First Written: 02-Dec-2022 | Fri 19:00
*All Photos in this article taken by my buddy Albert
The other day I was going down some of the Internet’s beautiful rabbit holes and stumbled upon this quote:
“As you grow up, make sure you have more dreams than memories, more opportunities than chances, and more friends than acquaintances.”
Dude. That’s juicy. Don’t live off your past? Create your own future? Beautiful.
They say to have more dreams than memories. Oh, baby, that is so good.
Oooh Whatchya Say
You ever heard to phrase “the good ole days”? My friend mentioned it last week. He was reminiscing back when we were in college, recounting some of the stories. “Ahh, the good ole days. Back when we had it good” he says.
But then I thought about it for a moment. I took myself back, rewound 6 months earlier, back when we were in college.
Something Didn’t Add Up
I remember living in the dorms and talking to the same friend. At the time I honestly didn’t think much of it. Life just happened. We went on living and nothing was really out of the ordinary. The daily routine just happened. I ate food, went to school, talked to people, worked out, did homework… It wasn’t all that crazy.

======

* [Task 1]:
According to the essay, what led the writer to think back to the time in college?

* [Record list]:

======

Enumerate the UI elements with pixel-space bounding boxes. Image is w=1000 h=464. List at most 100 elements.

======

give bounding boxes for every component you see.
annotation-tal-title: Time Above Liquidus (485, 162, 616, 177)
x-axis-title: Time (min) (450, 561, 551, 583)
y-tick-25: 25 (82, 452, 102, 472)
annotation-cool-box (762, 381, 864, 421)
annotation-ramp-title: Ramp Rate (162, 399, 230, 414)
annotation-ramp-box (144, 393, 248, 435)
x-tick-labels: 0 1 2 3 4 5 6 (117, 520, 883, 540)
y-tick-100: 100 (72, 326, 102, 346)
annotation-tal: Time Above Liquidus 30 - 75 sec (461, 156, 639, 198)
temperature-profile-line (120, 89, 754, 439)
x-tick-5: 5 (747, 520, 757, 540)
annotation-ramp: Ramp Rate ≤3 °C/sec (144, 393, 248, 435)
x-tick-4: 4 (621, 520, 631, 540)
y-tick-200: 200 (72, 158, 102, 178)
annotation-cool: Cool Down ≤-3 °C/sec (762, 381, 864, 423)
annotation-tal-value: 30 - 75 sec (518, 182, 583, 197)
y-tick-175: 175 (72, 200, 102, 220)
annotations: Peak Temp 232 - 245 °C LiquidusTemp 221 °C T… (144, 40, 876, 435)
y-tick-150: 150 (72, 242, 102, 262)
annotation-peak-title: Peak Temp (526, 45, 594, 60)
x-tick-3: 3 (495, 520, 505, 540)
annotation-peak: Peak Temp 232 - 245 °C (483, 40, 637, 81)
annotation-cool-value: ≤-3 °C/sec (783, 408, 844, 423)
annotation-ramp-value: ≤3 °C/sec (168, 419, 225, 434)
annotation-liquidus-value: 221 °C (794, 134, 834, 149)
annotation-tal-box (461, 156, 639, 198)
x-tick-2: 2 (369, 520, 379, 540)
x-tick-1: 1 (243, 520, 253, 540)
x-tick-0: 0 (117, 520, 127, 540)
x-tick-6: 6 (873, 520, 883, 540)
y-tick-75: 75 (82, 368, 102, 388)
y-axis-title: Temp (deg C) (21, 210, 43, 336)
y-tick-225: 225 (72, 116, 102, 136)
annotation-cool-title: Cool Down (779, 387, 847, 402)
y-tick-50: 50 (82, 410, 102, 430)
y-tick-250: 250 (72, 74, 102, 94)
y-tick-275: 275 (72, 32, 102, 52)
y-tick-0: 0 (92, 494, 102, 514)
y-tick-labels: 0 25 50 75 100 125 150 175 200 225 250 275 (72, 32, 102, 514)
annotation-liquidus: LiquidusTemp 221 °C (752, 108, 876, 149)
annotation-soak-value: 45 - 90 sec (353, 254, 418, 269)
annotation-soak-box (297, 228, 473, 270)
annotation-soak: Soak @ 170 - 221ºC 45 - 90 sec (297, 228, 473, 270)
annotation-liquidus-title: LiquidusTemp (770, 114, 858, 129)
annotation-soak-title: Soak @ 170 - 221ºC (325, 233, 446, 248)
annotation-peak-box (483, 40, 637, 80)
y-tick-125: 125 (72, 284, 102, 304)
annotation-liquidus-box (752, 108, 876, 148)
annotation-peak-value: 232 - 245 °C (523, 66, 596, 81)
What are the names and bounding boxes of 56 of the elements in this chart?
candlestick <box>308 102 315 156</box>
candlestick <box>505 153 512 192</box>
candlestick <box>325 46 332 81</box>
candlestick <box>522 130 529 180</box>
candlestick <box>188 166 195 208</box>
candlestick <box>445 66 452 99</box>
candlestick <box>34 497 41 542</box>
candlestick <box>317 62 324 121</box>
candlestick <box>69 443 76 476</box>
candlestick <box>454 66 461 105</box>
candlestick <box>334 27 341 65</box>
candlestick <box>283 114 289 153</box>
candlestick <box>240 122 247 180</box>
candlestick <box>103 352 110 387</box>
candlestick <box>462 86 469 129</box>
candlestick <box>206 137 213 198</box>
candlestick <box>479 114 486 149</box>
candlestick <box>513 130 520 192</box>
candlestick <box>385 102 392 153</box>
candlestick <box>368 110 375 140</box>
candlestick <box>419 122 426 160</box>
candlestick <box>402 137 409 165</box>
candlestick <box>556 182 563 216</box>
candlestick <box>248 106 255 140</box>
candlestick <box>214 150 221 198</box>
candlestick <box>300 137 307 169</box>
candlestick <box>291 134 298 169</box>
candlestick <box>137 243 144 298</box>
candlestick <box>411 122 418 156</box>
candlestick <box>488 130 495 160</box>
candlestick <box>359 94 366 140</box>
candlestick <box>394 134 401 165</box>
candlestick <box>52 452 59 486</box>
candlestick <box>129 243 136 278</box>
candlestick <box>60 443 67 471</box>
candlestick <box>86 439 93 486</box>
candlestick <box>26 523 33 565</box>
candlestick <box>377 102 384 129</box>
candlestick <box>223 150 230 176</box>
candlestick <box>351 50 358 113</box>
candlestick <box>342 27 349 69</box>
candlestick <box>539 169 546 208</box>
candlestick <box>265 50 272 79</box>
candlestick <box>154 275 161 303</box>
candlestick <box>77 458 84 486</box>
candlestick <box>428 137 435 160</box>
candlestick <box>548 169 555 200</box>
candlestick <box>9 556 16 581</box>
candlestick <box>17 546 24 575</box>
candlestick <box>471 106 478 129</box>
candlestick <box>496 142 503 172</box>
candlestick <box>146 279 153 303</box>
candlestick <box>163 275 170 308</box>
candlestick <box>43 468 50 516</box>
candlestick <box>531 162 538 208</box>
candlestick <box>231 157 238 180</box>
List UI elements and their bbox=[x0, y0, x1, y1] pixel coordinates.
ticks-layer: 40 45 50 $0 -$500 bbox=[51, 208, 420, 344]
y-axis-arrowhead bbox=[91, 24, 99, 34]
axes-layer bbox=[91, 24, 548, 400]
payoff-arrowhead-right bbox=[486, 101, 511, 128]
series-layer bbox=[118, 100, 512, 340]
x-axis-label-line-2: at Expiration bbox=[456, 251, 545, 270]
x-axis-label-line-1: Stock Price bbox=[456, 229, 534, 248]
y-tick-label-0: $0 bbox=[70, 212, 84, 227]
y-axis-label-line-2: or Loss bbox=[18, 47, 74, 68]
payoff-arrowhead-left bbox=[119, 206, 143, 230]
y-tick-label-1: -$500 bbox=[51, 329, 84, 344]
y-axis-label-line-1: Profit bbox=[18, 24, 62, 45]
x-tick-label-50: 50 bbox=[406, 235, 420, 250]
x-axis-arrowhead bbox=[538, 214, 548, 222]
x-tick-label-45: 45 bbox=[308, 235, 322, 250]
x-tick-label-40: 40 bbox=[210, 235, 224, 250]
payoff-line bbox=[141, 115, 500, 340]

======

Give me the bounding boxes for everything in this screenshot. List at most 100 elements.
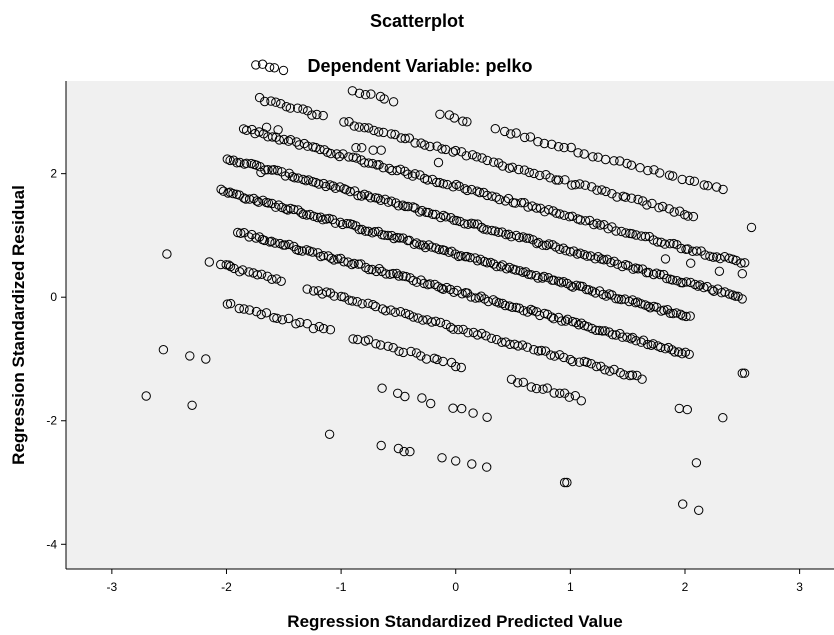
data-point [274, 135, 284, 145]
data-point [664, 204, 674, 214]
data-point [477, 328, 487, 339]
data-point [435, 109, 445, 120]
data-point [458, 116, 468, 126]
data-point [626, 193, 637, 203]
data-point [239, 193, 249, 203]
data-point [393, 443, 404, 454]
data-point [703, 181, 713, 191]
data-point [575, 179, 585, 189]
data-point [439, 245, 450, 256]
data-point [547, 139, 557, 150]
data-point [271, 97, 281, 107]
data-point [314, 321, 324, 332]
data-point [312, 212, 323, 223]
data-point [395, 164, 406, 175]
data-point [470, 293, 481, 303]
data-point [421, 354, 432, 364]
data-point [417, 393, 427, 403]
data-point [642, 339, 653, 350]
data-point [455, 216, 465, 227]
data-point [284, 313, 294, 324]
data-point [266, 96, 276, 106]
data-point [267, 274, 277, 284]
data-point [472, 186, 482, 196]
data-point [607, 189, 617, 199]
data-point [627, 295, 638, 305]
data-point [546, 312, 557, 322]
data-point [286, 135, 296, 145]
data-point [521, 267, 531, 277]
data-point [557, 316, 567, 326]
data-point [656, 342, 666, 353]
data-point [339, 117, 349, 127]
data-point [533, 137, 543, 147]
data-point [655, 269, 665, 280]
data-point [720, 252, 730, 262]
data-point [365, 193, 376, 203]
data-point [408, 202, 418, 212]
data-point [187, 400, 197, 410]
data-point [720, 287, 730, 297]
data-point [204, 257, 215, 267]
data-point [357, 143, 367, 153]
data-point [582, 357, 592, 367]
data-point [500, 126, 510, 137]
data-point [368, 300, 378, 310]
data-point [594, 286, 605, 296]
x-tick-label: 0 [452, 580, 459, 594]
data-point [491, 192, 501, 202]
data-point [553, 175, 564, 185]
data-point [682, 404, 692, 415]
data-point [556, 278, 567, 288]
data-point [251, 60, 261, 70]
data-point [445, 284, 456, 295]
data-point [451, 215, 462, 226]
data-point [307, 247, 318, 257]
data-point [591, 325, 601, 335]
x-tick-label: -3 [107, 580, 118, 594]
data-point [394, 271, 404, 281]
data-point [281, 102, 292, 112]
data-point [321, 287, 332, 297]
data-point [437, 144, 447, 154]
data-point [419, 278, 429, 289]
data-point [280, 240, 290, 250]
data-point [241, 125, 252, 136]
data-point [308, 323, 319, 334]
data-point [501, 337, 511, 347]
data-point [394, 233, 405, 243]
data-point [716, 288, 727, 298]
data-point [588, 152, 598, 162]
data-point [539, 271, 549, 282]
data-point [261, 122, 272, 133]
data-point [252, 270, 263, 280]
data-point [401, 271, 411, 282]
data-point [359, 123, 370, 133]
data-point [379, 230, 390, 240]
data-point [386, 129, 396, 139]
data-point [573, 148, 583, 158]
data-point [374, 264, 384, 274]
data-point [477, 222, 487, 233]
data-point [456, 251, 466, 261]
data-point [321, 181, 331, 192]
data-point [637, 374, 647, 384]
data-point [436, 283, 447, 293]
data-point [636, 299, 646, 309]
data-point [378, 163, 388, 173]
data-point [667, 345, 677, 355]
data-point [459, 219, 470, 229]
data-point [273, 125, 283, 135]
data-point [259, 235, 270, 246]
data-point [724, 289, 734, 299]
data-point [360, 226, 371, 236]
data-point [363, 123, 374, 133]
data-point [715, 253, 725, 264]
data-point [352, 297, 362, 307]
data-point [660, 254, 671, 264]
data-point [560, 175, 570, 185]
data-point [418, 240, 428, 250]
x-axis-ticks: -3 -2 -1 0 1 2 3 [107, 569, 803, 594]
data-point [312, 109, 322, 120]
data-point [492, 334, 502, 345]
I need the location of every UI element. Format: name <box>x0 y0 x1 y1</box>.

======

* [Task 2]:
Format the rows running from the line that contains "Give me the" down to the line that contains "data-point [720, 287, 730, 297]", both included, as a two-column CSV with the columns request and reply. Give one row per request, put each value in a single quoted field with line breaks turned into spaces, and leave the pictures out.

* [Full solution 1]:
A friend, reminiscing about their college days and recounting some of the stories, said, "Ahh, the good ole days. Back when we had it good." That remark made the writer think about it and rewind six months to when they were in college.

* [Full solution 2]:
request,reply
"Give me the bounding boxes for everything in this screenshot. List at most 100 elements.","data-point [274, 135, 284, 145] data-point [664, 204, 674, 214] data-point [477, 328, 487, 339] data-point [435, 109, 445, 120] data-point [458, 116, 468, 126] data-point [626, 193, 637, 203] data-point [239, 193, 249, 203] data-point [393, 443, 404, 454] data-point [703, 181, 713, 191] data-point [575, 179, 585, 189] data-point [439, 245, 450, 256] data-point [547, 139, 557, 150] data-point [271, 97, 281, 107] data-point [314, 321, 324, 332] data-point [312, 212, 323, 223] data-point [395, 164, 406, 175] data-point [470, 293, 481, 303] data-point [421, 354, 432, 364] data-point [417, 393, 427, 403] data-point [642, 339, 653, 350] data-point [455, 216, 465, 227] data-point [284, 313, 294, 324] data-point [266, 96, 276, 106] data-point [267, 274, 277, 284] data-point [472, 186, 482, 196] data-point [607, 189, 617, 199] data-point [627, 295, 638, 305] data-point [546, 312, 557, 322] data-point [286, 135, 296, 145] data-point [521, 267, 531, 277] data-point [557, 316, 567, 326] data-point [656, 342, 666, 353] data-point [339, 117, 349, 127] data-point [533, 137, 543, 147] data-point [655, 269, 665, 280] data-point [720, 252, 730, 262] data-point [365, 193, 376, 203] data-point [408, 202, 418, 212] data-point [187, 400, 197, 410] data-point [720, 287, 730, 297]"